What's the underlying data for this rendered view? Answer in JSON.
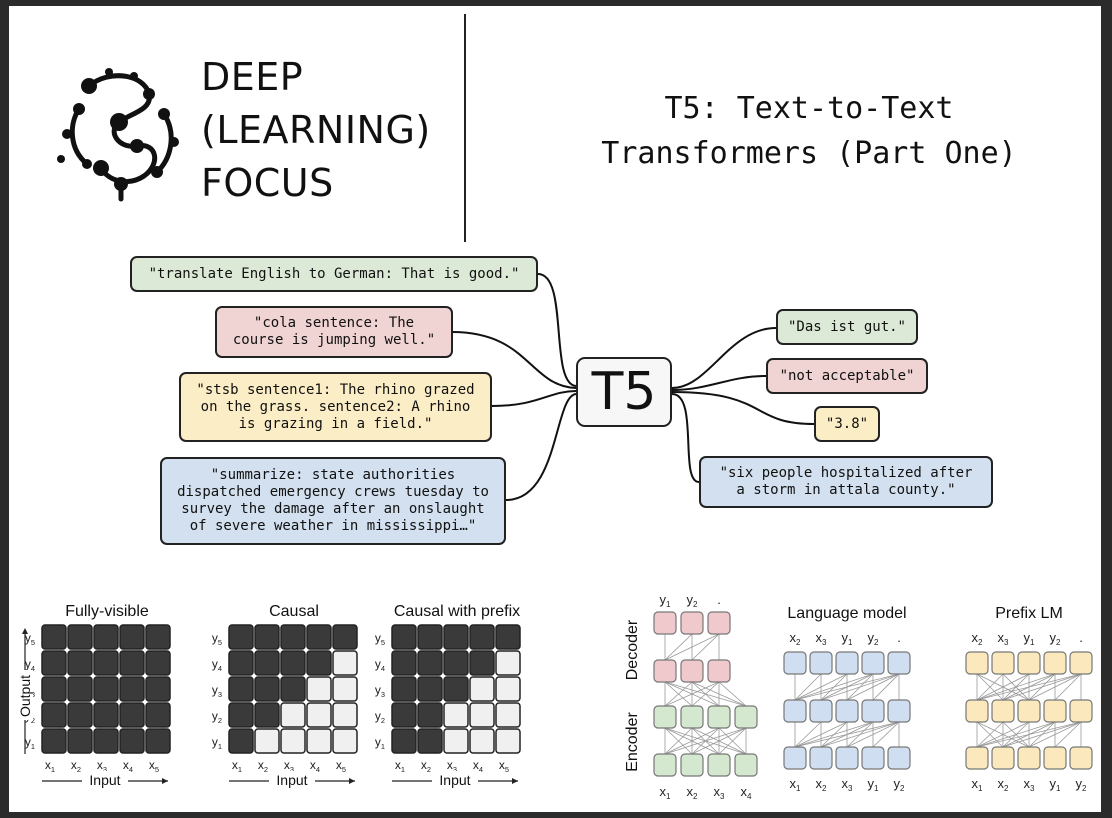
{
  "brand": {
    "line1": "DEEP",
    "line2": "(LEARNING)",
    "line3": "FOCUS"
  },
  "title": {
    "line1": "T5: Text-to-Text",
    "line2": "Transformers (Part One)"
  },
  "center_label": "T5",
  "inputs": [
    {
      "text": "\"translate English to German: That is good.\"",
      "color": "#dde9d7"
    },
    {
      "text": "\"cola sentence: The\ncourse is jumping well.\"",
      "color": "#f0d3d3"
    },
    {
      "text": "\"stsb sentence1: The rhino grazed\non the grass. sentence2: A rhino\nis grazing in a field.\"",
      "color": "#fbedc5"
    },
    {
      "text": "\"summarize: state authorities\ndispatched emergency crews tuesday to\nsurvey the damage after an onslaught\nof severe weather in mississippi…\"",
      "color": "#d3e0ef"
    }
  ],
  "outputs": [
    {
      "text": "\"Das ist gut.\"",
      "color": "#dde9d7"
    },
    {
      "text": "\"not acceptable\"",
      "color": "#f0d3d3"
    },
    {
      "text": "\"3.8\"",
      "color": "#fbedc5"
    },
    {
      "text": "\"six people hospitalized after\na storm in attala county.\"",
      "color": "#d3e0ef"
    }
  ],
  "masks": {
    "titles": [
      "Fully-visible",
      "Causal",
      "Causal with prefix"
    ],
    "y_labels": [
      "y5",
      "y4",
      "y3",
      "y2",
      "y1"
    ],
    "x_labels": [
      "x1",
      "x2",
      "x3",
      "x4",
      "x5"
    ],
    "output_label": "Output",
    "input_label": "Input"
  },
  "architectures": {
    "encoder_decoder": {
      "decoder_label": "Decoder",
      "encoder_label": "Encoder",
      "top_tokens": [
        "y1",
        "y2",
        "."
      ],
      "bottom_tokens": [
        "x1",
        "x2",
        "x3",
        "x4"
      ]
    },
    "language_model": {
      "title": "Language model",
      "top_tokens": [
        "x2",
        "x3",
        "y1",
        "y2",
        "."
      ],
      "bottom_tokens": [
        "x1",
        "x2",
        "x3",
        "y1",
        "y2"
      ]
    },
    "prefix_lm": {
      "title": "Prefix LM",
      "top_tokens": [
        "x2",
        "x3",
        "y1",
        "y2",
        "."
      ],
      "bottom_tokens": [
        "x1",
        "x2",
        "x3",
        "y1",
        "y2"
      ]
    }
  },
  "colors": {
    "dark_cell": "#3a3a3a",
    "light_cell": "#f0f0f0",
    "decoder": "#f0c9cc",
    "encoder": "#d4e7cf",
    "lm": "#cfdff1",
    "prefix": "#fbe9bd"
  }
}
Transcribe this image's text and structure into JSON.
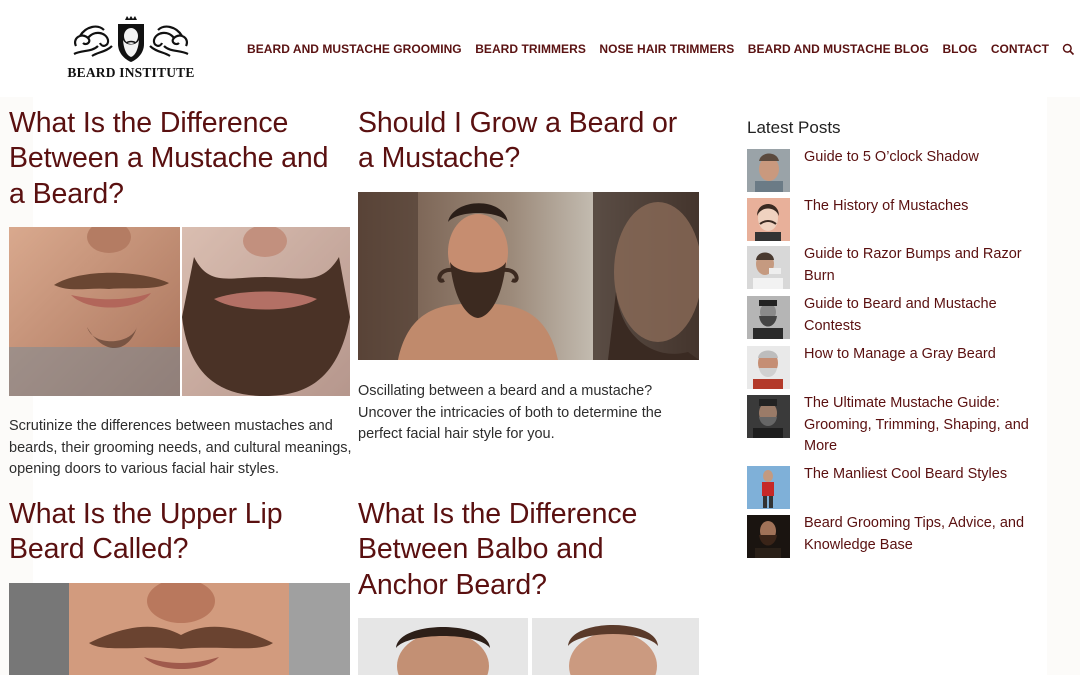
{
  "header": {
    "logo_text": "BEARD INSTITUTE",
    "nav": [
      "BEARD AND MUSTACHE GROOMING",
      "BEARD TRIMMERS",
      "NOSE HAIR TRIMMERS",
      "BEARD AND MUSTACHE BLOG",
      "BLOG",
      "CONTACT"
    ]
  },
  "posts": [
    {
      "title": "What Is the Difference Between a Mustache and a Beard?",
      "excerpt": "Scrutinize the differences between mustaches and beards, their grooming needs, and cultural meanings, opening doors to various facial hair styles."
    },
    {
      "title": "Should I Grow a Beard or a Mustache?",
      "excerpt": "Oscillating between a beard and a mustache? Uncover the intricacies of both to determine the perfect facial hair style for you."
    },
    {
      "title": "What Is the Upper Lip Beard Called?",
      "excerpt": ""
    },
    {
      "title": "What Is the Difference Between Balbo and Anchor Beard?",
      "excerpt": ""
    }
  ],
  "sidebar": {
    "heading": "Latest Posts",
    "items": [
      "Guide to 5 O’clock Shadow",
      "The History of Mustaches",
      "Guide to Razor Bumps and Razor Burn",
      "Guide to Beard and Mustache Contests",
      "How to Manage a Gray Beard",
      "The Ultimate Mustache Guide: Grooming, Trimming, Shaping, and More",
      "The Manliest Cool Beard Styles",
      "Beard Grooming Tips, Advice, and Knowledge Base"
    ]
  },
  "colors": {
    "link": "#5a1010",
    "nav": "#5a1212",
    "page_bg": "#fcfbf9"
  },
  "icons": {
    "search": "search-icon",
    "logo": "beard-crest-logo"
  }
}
--
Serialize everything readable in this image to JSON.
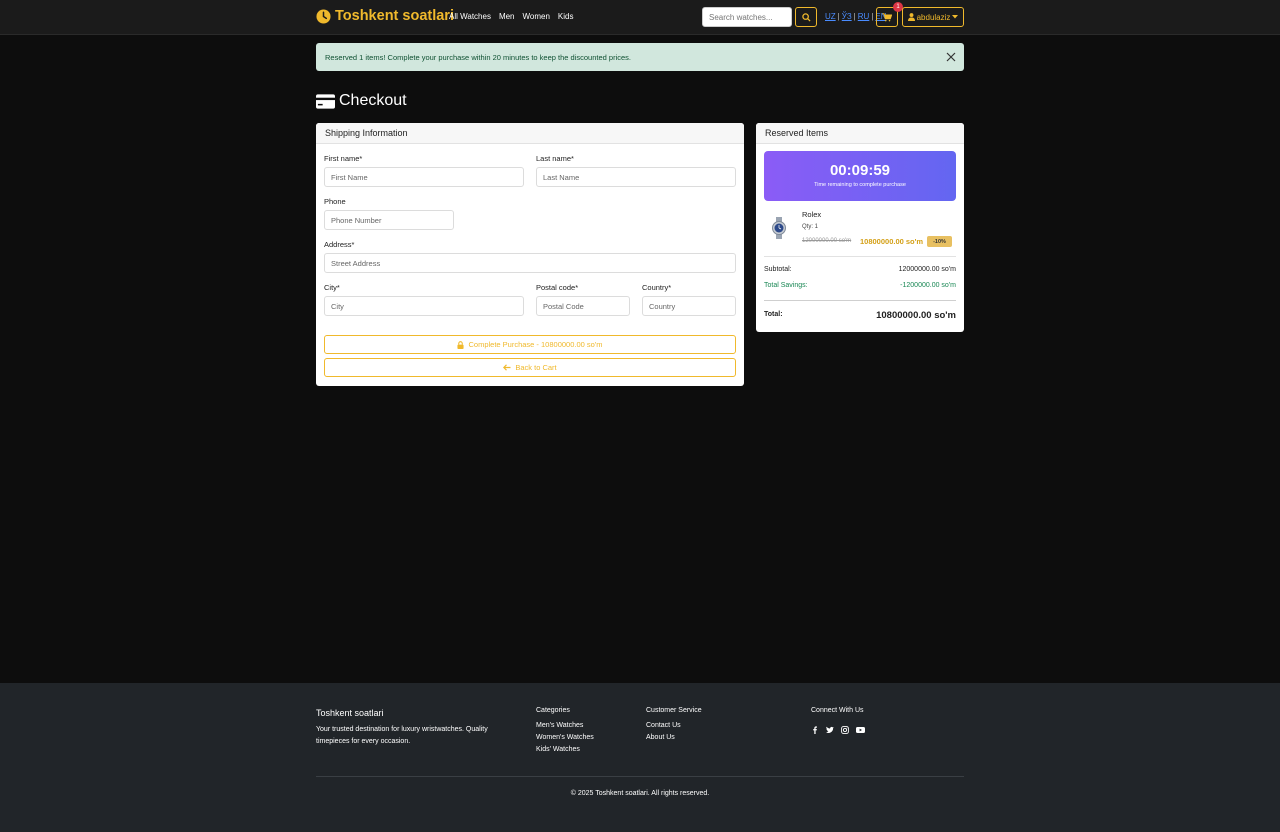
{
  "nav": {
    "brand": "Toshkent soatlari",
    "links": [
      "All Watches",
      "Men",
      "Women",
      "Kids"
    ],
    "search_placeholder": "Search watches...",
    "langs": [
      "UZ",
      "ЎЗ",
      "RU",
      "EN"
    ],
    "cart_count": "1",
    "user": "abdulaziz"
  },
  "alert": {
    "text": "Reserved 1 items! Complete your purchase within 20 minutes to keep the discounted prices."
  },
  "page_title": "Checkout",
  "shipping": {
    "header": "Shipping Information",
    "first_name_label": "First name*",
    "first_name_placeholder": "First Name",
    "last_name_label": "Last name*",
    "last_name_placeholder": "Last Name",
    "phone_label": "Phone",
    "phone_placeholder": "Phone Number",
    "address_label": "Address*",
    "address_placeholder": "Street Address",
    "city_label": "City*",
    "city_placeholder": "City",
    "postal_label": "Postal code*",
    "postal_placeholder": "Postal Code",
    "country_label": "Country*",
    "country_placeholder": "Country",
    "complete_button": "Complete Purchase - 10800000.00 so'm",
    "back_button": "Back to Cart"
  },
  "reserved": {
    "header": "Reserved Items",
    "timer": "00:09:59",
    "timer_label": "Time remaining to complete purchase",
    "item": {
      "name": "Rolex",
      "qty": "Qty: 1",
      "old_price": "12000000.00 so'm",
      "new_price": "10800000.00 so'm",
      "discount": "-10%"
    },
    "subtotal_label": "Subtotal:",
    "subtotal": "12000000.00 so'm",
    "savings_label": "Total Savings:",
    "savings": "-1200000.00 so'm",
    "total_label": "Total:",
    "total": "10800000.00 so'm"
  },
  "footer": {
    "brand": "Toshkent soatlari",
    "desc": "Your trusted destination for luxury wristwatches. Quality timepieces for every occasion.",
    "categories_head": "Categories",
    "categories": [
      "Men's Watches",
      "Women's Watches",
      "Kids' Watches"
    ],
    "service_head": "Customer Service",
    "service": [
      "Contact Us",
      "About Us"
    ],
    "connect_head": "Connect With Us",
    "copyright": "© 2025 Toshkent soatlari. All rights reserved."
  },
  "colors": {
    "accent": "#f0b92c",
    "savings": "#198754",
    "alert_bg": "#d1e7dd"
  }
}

### Exercise details:
Say how many lines in the listing above include "excerpt". Give nothing but the number.

### Written reply:
4